┌────────

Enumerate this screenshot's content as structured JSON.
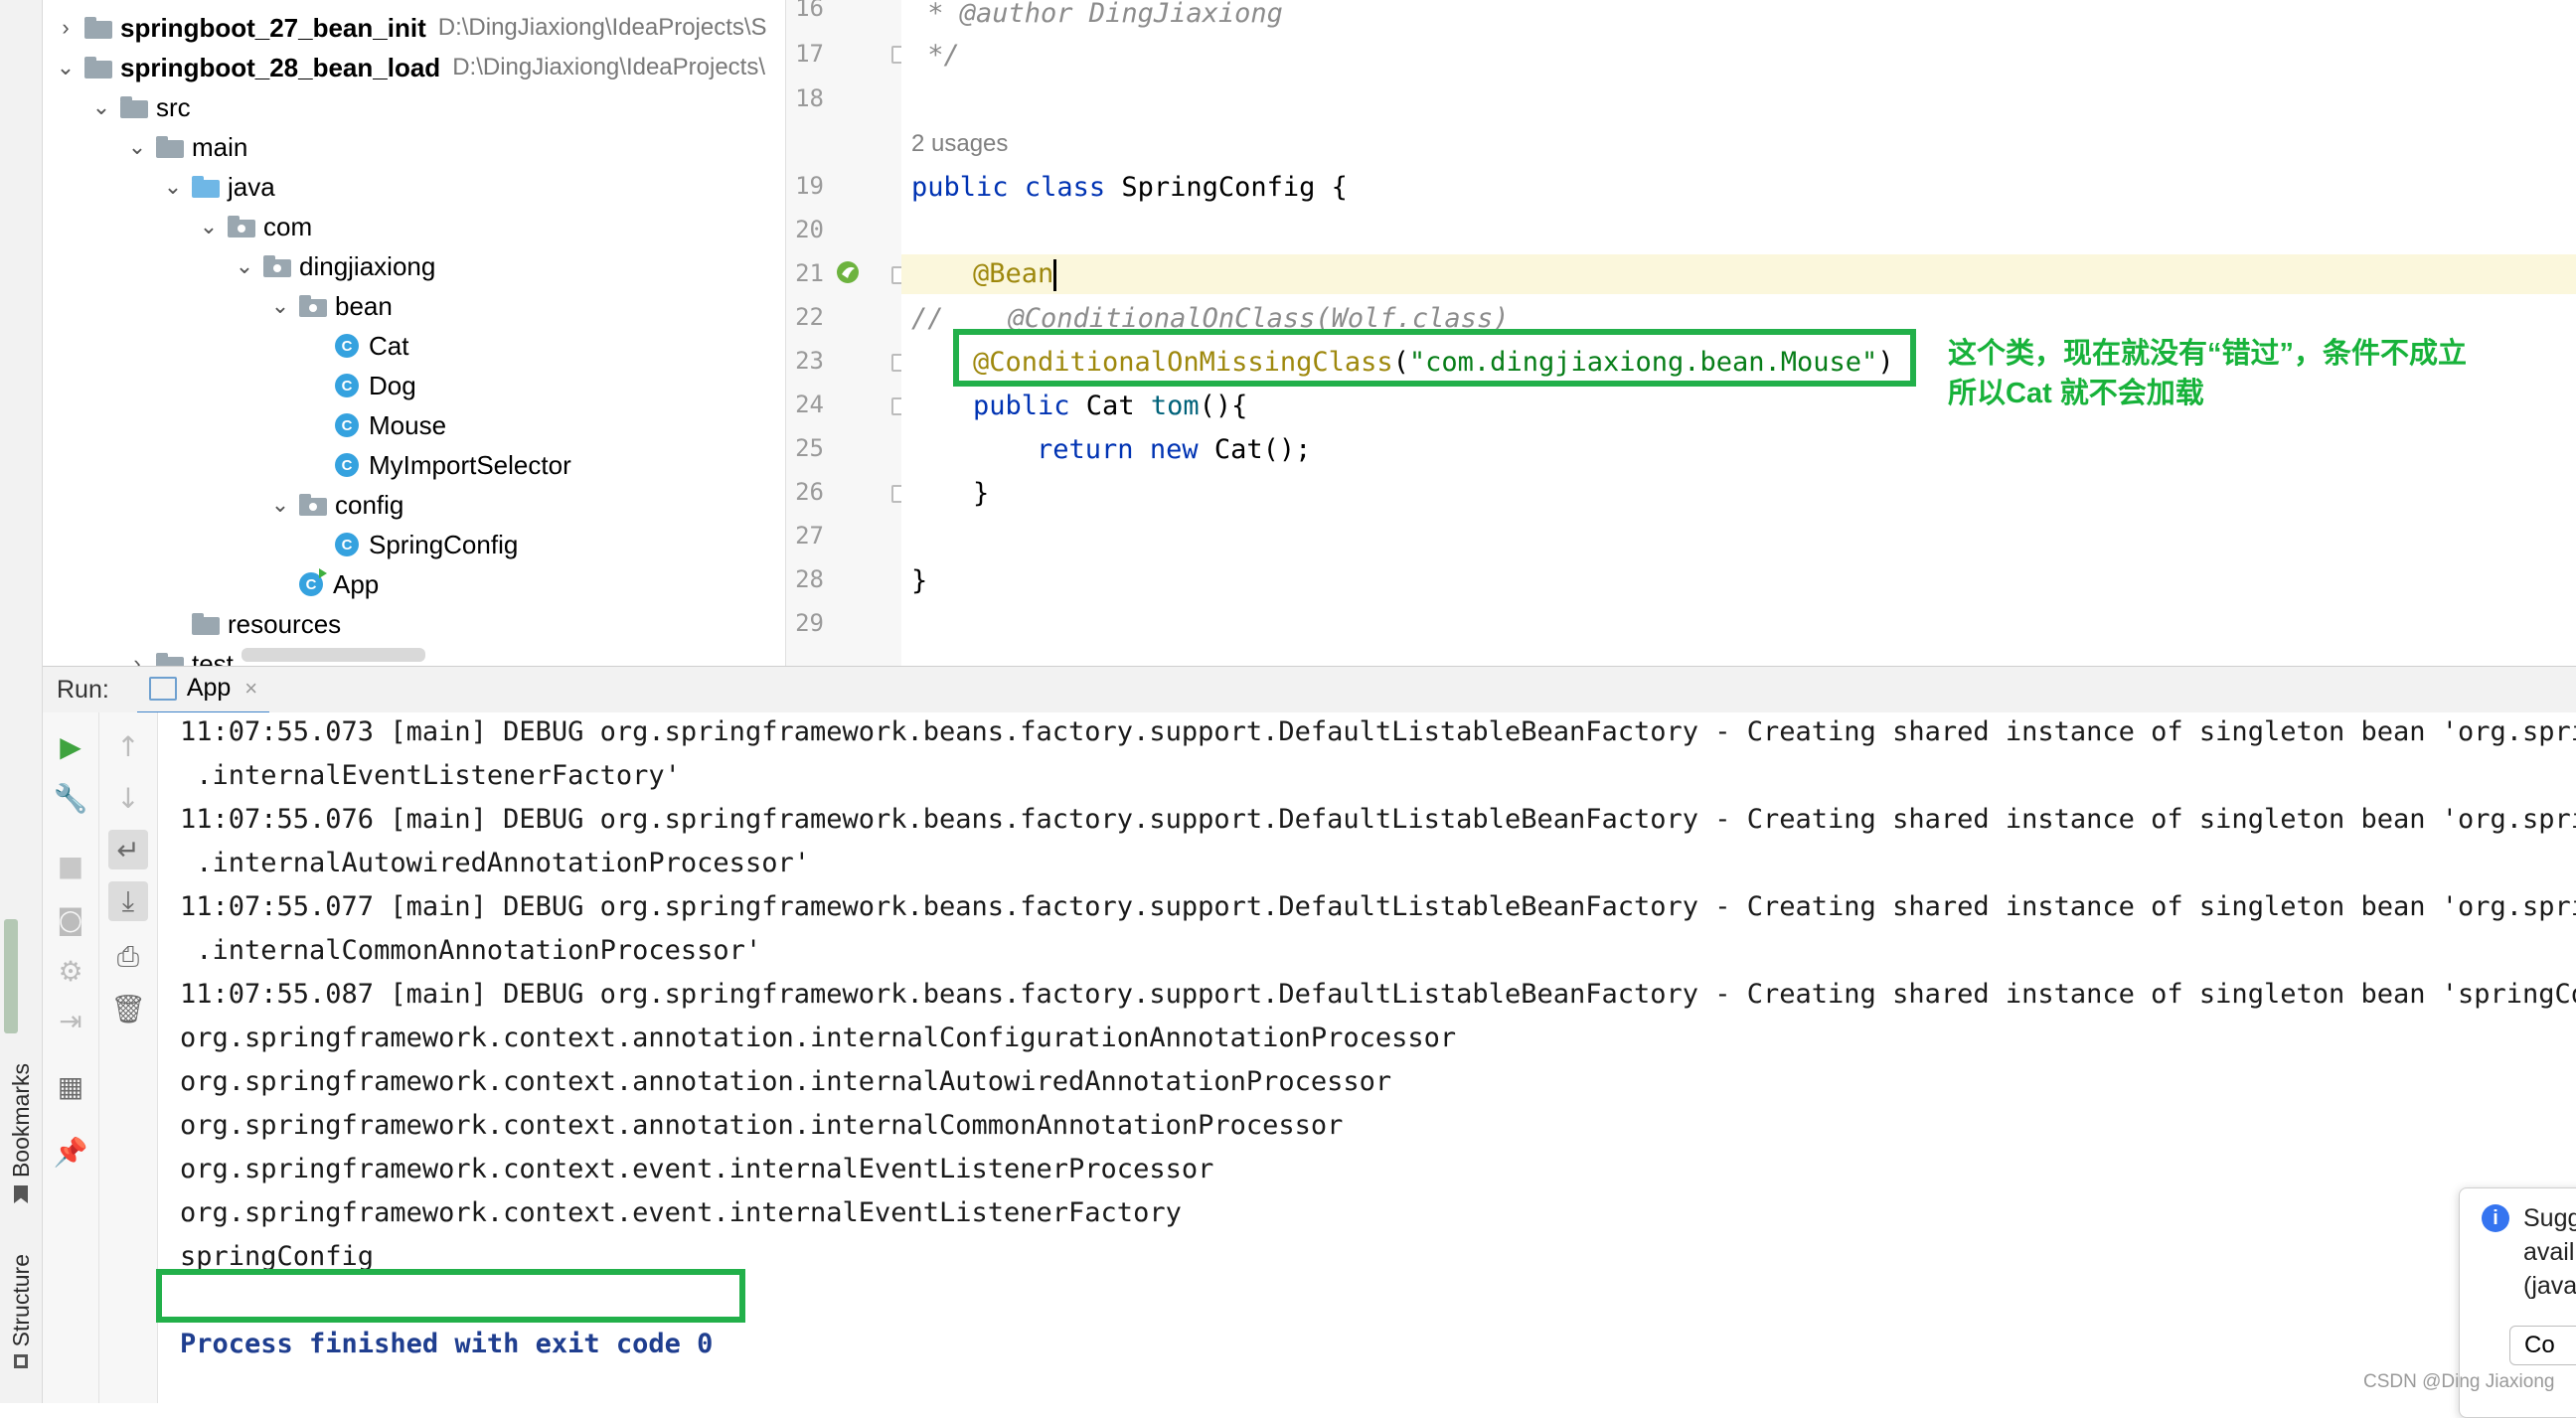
{
  "stripe": {
    "bookmarks_label": "Bookmarks",
    "structure_label": "Structure"
  },
  "tree": {
    "projects": [
      {
        "name": "springboot_27_bean_init",
        "path": "D:\\DingJiaxiong\\IdeaProjects\\S"
      },
      {
        "name": "springboot_28_bean_load",
        "path": "D:\\DingJiaxiong\\IdeaProjects\\"
      }
    ],
    "src": "src",
    "main": "main",
    "java": "java",
    "com": "com",
    "dingjiaxiong": "dingjiaxiong",
    "bean": "bean",
    "bean_classes": [
      "Cat",
      "Dog",
      "Mouse",
      "MyImportSelector"
    ],
    "config": "config",
    "config_classes": [
      "SpringConfig"
    ],
    "app": "App",
    "resources": "resources",
    "test": "test",
    "class_icon_letter": "C"
  },
  "editor": {
    "line_numbers": [
      "16",
      "17",
      "18",
      "19",
      "20",
      "21",
      "22",
      "23",
      "24",
      "25",
      "26",
      "27",
      "28",
      "29"
    ],
    "line16": " * @author DingJiaxiong",
    "line17": " */",
    "usages": "2 usages",
    "line19_kw1": "public",
    "line19_kw2": "class",
    "line19_rest": " SpringConfig {",
    "line21": "@Bean",
    "line22": "//    @ConditionalOnClass(Wolf.class)",
    "line23_ann": "@ConditionalOnMissingClass",
    "line23_open": "(",
    "line23_str": "\"com.dingjiaxiong.bean.Mouse\"",
    "line23_close": ")",
    "line24_kw": "public",
    "line24_type": " Cat ",
    "line24_fn": "tom",
    "line24_rest": "(){",
    "line25_kw1": "return",
    "line25_kw2": "new",
    "line25_rest": " Cat();",
    "line26": "}",
    "line28": "}"
  },
  "annotation": {
    "line1": "这个类，现在就没有“错过”，条件不成立",
    "line2": "所以Cat 就不会加载",
    "color": "#17b23a"
  },
  "run": {
    "label": "Run:",
    "tab": "App",
    "close": "×",
    "toolbar_icons": [
      "rerun-icon",
      "wrench-icon",
      "stop-icon",
      "camera-icon",
      "settings-icon",
      "login-icon",
      "layout-icon",
      "pin-icon"
    ],
    "toolbar2_icons": [
      "up-arrow-icon",
      "down-arrow-icon",
      "soft-wrap-icon",
      "scroll-to-end-icon",
      "print-icon",
      "trash-icon"
    ]
  },
  "console": {
    "lines": [
      "11:07:55.073 [main] DEBUG org.springframework.beans.factory.support.DefaultListableBeanFactory - Creating shared instance of singleton bean 'org.spring",
      " .internalEventListenerFactory'",
      "11:07:55.076 [main] DEBUG org.springframework.beans.factory.support.DefaultListableBeanFactory - Creating shared instance of singleton bean 'org.spring",
      " .internalAutowiredAnnotationProcessor'",
      "11:07:55.077 [main] DEBUG org.springframework.beans.factory.support.DefaultListableBeanFactory - Creating shared instance of singleton bean 'org.spring",
      " .internalCommonAnnotationProcessor'",
      "11:07:55.087 [main] DEBUG org.springframework.beans.factory.support.DefaultListableBeanFactory - Creating shared instance of singleton bean 'springConf",
      "org.springframework.context.annotation.internalConfigurationAnnotationProcessor",
      "org.springframework.context.annotation.internalAutowiredAnnotationProcessor",
      "org.springframework.context.annotation.internalCommonAnnotationProcessor",
      "org.springframework.context.event.internalEventListenerProcessor",
      "org.springframework.context.event.internalEventListenerFactory",
      "springConfig",
      "",
      "Process finished with exit code 0"
    ]
  },
  "notification": {
    "line1": "Sugg",
    "line2": "avail",
    "line3": "(java",
    "button": "Co"
  },
  "watermark": "CSDN @Ding Jiaxiong"
}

└────────

— What is being asked —
Each line with the string "context" in it needs to be found and copied.

— Correct result —
      "org.springframework.context.annotation.internalConfigurationAnnotationProcessor",
      "org.springframework.context.annotation.internalAutowiredAnnotationProcessor",
      "org.springframework.context.annotation.internalCommonAnnotationProcessor",
      "org.springframework.context.event.internalEventListenerProcessor",
      "org.springframework.context.event.internalEventListenerFactory",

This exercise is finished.